==== Listed records
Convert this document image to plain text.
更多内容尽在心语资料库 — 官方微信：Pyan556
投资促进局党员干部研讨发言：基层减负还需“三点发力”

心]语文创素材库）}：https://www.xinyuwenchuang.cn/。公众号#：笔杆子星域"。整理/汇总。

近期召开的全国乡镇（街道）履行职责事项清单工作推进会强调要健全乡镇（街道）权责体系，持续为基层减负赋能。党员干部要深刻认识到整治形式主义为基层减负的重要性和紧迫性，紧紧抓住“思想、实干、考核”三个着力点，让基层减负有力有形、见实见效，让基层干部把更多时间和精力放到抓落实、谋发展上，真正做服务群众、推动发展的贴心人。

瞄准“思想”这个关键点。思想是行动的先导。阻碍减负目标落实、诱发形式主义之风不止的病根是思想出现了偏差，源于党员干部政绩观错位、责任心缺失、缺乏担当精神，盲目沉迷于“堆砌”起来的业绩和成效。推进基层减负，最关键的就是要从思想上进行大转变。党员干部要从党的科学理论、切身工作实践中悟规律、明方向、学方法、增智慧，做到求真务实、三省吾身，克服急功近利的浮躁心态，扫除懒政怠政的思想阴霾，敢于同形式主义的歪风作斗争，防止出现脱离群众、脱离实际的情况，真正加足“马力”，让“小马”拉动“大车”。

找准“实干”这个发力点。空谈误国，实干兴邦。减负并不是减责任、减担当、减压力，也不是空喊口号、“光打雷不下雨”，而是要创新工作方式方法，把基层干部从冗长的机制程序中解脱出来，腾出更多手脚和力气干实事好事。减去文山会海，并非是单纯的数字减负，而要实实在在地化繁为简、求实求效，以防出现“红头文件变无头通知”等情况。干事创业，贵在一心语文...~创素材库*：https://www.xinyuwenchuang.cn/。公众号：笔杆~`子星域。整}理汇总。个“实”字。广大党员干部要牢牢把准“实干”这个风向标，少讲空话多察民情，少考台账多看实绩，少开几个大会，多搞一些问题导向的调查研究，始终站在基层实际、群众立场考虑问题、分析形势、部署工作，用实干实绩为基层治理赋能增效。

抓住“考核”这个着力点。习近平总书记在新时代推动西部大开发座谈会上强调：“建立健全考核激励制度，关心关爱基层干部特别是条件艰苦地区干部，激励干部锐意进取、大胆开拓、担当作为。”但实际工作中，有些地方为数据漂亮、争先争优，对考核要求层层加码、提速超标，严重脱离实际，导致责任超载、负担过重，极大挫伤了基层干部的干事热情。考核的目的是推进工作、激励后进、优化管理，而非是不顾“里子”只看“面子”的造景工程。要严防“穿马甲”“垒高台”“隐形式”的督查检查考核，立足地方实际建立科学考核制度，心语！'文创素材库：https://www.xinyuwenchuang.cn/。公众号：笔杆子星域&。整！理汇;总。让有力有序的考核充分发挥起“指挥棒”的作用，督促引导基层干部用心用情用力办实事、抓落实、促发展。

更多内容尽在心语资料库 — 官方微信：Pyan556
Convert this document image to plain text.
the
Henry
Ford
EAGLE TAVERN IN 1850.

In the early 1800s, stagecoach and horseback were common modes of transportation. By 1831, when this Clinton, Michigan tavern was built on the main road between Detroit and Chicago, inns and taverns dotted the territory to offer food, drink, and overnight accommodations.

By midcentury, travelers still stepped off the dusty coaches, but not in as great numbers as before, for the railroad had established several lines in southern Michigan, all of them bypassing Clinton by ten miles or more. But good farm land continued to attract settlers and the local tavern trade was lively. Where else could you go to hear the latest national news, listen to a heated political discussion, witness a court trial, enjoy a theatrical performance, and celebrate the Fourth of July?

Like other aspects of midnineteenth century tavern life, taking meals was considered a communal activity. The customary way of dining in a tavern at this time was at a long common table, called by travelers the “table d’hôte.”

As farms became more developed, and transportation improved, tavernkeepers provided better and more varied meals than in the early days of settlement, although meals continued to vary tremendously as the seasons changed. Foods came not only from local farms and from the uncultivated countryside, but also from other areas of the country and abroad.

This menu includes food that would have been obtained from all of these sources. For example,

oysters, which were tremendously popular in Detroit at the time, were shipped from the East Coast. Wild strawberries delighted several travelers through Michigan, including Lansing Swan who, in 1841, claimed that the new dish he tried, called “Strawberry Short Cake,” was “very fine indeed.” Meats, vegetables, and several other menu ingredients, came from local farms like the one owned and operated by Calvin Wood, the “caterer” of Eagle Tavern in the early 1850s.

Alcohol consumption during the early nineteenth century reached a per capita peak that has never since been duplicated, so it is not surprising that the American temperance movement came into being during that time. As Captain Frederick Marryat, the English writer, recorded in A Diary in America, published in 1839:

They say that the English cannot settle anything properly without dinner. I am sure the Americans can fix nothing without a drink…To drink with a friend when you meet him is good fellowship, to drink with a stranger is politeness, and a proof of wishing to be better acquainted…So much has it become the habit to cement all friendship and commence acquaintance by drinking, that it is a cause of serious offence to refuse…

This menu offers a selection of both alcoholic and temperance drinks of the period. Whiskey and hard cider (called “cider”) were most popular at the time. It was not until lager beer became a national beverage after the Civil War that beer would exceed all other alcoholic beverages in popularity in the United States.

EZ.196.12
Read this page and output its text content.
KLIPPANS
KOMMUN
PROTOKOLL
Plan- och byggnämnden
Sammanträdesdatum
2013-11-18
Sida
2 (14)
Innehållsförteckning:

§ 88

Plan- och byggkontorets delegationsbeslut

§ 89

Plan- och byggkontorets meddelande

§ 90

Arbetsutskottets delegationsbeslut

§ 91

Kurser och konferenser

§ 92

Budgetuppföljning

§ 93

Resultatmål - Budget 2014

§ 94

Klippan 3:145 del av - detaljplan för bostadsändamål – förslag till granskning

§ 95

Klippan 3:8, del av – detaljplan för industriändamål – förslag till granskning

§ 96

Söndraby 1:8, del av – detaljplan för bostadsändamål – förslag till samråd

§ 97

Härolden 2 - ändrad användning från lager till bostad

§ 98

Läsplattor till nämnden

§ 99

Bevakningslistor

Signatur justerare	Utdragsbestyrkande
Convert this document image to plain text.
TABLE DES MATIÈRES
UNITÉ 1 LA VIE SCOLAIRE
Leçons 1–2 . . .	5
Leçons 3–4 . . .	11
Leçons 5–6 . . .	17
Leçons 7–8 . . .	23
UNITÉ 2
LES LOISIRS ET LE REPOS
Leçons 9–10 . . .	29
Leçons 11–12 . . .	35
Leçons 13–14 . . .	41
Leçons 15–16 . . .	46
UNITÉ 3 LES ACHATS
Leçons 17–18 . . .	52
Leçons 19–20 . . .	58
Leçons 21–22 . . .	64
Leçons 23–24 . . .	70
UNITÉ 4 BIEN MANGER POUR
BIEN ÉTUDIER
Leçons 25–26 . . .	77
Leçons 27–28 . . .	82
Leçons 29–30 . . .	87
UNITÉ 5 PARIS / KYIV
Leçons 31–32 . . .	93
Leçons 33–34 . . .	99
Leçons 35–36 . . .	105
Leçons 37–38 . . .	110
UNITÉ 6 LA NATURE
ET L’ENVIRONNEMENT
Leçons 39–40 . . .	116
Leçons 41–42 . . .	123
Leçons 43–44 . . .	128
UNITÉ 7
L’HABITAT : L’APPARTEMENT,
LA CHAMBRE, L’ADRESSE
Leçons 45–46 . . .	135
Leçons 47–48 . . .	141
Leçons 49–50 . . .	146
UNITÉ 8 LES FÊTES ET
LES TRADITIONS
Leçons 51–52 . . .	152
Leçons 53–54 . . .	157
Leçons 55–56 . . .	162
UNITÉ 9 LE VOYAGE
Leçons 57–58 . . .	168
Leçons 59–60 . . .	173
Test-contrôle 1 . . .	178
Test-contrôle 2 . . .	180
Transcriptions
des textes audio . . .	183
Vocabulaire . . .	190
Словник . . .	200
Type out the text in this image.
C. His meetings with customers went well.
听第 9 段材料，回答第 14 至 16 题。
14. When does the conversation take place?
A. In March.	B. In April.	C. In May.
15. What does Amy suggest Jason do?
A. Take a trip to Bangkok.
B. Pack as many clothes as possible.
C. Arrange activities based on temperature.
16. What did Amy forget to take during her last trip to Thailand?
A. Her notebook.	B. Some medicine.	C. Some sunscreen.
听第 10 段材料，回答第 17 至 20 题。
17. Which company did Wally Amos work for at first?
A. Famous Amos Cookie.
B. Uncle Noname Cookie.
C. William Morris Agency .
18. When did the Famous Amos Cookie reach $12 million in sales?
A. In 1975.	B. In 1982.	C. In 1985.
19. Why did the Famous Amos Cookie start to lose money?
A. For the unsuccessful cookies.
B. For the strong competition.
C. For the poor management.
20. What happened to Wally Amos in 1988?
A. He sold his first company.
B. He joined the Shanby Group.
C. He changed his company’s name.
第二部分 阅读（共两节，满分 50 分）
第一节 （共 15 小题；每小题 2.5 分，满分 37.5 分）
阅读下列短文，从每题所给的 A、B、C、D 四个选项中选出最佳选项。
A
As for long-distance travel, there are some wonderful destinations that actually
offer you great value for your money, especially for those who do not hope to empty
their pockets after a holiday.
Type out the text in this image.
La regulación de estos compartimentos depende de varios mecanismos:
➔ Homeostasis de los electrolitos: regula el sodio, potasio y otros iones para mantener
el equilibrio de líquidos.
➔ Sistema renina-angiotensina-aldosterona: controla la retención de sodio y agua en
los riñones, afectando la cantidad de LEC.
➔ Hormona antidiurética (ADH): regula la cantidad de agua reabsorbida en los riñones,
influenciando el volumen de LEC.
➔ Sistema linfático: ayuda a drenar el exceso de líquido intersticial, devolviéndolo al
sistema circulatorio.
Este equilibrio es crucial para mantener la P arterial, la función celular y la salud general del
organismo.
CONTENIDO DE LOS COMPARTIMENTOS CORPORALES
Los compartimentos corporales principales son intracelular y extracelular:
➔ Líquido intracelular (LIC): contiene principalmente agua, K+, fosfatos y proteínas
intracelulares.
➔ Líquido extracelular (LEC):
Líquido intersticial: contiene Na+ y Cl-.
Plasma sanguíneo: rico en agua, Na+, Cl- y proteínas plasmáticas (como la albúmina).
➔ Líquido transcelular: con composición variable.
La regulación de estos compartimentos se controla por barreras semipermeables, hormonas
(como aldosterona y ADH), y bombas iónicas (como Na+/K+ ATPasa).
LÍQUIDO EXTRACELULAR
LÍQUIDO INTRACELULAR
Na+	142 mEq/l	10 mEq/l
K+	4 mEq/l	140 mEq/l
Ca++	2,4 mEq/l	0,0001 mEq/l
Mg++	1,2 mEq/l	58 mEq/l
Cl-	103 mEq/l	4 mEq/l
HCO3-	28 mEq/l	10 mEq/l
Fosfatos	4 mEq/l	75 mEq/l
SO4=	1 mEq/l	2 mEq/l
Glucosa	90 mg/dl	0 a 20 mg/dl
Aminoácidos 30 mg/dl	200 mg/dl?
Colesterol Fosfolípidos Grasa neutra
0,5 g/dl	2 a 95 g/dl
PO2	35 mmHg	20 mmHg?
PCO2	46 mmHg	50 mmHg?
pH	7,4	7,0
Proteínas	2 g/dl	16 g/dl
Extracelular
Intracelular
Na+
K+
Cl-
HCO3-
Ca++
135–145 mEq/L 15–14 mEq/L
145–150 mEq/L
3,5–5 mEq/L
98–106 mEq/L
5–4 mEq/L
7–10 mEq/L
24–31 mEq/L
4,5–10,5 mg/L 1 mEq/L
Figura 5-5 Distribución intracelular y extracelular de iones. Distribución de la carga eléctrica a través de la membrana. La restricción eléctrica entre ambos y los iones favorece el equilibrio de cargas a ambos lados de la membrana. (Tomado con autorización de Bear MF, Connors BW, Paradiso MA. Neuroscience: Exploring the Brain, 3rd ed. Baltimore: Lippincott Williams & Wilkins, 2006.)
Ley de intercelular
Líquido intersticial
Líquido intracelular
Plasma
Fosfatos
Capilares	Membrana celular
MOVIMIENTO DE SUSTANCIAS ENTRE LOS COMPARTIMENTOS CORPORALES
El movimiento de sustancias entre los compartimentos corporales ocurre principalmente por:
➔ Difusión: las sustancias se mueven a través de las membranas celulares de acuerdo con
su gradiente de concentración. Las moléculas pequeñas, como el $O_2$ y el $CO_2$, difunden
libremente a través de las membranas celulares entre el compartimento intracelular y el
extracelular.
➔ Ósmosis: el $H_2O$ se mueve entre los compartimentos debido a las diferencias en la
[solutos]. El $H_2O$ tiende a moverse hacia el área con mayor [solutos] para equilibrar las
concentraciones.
========
> **Given exercise**: Above are entries; state the number of lines among them that contain "mantener", and nothing else.

> **Reply to the exercise**: 2